* WHAT IS EXPECTED: Find the lines in these entries that include the word "clean" and state how many there are, with no other words.
━━ SUPPLIED MATERIAL ━━
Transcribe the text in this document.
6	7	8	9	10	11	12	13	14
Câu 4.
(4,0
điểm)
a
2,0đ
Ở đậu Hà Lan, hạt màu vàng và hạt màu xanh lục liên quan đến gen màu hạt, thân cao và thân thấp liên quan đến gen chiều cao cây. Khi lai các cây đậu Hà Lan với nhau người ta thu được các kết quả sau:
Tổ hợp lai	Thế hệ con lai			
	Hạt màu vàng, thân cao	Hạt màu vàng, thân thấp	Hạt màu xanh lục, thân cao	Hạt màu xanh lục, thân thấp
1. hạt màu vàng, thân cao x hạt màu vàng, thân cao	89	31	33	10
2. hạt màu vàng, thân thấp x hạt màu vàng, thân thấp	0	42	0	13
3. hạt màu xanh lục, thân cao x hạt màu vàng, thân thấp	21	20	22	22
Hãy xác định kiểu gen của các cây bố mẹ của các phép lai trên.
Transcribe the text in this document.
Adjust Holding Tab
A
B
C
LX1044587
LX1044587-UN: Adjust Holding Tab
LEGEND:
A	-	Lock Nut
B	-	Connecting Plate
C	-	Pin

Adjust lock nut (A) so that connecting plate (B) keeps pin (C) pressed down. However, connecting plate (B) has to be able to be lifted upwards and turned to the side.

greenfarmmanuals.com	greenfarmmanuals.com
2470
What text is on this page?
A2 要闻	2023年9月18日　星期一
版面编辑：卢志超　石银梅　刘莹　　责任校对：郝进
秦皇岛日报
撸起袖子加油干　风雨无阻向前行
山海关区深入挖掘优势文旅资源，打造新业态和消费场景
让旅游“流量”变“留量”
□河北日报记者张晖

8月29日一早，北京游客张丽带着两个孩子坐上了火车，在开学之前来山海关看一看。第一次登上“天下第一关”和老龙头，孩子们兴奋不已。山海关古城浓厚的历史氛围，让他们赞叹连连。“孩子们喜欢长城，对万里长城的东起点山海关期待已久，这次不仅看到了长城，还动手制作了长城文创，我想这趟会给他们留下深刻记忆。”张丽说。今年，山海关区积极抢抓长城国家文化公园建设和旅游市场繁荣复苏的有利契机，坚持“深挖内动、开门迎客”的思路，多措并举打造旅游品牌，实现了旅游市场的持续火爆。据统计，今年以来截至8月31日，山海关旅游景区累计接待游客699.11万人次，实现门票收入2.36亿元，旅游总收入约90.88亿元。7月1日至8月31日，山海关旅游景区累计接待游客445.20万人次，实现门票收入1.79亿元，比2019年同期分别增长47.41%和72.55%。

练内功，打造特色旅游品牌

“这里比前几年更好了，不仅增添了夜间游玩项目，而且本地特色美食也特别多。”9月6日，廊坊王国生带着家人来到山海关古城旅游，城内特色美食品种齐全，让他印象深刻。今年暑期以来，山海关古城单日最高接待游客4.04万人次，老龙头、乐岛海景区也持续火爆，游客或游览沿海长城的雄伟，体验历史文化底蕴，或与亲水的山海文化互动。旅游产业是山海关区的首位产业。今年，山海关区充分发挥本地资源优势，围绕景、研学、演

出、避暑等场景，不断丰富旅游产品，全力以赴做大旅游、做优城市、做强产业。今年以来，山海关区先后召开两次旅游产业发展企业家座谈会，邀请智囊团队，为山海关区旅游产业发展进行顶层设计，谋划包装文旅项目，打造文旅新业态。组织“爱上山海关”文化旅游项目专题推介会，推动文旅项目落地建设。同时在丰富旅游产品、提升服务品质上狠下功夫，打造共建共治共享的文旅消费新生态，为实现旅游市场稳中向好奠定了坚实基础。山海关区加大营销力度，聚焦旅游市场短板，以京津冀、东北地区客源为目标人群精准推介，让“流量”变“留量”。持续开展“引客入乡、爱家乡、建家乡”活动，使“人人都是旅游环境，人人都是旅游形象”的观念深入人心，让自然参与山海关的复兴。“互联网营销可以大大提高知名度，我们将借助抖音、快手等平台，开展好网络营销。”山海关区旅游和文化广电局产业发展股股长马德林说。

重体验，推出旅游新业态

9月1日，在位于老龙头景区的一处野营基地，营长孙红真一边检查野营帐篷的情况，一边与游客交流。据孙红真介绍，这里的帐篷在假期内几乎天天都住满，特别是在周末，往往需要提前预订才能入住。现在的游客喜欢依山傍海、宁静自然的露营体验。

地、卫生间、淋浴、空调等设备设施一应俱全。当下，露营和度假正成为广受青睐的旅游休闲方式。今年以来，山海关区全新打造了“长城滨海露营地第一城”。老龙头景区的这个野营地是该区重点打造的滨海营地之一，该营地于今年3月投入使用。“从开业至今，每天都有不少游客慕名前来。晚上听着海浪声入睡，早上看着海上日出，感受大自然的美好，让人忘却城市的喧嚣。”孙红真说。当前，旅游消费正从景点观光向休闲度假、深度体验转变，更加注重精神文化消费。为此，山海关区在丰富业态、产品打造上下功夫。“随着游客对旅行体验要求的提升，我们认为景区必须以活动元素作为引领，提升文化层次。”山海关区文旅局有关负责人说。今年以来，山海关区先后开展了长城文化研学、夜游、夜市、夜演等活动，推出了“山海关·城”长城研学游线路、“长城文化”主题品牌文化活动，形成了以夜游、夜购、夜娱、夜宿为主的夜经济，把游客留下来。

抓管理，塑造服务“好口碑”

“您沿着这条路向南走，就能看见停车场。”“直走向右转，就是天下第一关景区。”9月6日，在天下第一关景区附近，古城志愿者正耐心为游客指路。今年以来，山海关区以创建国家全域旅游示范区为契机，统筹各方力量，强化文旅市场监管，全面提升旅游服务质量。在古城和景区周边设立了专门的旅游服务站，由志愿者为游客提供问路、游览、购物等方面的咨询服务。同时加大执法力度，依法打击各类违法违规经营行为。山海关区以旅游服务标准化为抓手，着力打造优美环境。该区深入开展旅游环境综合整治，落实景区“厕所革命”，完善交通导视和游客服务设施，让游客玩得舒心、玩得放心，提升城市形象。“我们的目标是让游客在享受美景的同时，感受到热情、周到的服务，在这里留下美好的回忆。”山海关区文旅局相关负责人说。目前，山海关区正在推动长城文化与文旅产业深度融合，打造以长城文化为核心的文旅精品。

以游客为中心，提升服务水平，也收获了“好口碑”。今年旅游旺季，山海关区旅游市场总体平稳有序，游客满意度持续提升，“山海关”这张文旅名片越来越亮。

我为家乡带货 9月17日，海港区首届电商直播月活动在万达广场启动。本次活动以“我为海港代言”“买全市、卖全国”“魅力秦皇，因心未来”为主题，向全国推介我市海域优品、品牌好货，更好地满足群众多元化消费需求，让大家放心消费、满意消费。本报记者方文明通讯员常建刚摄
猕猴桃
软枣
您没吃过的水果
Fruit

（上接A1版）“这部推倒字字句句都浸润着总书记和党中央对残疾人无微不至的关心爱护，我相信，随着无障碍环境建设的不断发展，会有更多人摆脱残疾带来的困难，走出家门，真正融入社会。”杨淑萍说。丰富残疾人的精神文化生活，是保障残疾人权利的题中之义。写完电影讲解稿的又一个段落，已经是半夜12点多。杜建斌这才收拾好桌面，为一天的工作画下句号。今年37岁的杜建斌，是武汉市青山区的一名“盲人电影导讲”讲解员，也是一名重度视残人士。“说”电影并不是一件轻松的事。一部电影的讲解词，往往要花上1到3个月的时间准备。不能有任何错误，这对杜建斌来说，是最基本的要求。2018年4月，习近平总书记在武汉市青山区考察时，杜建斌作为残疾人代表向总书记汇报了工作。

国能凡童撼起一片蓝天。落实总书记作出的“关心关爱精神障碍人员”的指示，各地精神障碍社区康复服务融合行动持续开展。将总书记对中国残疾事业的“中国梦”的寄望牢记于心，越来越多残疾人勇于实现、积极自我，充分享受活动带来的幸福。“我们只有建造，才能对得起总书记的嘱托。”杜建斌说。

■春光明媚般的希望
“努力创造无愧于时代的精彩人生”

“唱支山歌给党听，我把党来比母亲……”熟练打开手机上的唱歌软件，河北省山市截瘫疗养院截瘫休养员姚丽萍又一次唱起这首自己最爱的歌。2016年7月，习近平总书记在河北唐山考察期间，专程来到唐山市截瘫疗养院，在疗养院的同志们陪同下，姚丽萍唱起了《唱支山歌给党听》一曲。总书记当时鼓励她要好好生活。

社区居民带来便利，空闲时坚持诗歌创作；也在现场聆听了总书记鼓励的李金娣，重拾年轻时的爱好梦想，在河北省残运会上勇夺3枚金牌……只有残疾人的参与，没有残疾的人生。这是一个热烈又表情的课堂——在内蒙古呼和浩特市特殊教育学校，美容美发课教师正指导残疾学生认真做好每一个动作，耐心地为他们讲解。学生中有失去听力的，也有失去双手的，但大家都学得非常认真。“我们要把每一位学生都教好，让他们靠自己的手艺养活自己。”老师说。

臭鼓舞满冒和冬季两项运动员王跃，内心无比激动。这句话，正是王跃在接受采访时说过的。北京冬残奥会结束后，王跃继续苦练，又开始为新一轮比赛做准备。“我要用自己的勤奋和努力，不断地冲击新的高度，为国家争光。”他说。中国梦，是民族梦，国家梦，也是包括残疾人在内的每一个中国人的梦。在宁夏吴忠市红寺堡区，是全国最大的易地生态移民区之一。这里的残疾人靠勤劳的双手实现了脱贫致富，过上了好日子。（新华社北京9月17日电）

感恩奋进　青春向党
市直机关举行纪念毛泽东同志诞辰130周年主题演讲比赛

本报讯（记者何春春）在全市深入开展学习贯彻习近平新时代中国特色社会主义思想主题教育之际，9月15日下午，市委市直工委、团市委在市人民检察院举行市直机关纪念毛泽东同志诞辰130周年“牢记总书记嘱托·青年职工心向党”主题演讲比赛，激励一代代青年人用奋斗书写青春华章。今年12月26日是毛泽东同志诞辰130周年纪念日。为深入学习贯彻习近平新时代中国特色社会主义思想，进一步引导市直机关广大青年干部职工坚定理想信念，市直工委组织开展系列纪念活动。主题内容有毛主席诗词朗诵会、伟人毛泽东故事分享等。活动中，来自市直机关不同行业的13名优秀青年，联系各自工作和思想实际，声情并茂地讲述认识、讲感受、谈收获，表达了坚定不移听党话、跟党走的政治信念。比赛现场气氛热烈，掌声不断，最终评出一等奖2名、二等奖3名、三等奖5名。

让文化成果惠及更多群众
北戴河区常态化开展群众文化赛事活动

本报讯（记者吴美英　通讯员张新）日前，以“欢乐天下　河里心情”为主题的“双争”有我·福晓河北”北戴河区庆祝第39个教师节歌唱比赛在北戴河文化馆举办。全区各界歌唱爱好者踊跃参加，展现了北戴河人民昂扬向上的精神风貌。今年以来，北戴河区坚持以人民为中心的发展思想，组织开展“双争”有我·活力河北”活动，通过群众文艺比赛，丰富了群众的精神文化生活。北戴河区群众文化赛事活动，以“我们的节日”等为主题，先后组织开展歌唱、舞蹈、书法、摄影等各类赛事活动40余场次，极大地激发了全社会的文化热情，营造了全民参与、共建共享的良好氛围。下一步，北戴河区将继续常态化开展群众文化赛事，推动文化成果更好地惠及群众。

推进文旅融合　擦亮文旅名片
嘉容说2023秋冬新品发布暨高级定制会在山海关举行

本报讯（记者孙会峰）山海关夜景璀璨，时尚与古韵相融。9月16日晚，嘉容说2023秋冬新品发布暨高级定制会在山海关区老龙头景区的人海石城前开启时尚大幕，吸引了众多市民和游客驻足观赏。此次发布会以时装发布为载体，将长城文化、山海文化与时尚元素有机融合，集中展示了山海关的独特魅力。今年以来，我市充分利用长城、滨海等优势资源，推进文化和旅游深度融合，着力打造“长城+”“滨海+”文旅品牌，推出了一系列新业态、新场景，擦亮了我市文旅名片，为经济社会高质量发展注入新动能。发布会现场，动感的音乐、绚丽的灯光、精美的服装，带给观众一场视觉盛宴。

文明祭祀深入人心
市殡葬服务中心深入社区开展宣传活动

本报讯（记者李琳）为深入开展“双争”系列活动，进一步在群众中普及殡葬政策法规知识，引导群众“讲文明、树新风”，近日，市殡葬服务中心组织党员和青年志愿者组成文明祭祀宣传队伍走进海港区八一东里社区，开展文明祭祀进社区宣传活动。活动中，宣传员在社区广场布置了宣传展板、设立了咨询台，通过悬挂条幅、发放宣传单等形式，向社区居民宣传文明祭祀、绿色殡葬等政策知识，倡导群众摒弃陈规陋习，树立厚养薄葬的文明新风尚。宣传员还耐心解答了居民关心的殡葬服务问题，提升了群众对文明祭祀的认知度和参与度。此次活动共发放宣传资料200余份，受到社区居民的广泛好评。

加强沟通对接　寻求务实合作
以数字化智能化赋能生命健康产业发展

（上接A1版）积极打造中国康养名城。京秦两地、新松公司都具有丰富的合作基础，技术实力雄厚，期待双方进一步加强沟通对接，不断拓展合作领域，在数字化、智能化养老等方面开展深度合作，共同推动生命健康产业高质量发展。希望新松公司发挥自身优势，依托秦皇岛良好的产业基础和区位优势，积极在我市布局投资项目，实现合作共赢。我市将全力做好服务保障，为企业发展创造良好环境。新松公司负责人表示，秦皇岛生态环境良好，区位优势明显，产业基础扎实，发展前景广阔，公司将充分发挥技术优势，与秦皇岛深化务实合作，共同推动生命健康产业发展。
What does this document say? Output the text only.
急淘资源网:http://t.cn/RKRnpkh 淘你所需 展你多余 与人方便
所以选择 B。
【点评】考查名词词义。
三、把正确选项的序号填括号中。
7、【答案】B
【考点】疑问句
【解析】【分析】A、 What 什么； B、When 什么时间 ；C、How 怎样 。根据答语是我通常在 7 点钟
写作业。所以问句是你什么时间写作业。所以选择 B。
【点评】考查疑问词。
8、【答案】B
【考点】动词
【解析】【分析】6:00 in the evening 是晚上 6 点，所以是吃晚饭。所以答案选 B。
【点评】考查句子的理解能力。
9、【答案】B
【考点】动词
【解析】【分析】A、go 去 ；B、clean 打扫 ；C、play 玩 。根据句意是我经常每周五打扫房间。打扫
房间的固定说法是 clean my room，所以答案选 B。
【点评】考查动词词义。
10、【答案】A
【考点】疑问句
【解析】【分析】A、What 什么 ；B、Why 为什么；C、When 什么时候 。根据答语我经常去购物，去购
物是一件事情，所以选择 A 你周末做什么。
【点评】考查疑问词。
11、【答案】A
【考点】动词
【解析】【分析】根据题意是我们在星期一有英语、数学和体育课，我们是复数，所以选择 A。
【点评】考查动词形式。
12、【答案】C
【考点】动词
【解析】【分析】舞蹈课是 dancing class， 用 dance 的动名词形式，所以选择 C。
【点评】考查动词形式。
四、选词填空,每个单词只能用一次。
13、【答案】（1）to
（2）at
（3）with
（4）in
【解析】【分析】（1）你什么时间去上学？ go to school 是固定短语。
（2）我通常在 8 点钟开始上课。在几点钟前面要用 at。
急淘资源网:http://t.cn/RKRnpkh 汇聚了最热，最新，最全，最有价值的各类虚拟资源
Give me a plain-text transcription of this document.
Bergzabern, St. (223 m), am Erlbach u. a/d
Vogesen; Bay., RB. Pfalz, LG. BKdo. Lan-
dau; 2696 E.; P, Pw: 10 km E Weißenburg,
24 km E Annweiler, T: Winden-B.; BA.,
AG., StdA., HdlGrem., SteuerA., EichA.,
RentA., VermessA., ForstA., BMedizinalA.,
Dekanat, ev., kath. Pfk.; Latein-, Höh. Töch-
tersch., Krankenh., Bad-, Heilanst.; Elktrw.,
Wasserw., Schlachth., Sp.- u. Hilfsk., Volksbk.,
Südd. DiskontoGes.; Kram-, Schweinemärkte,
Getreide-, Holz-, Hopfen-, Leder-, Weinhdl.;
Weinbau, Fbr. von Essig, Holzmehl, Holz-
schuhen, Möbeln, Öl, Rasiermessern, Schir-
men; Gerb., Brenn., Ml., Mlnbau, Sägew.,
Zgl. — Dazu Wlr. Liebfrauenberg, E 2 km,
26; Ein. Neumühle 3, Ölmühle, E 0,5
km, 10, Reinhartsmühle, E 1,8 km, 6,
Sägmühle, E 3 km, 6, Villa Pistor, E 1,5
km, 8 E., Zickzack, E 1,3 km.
━━━
* SOLUTION FOR THIS TASK: 2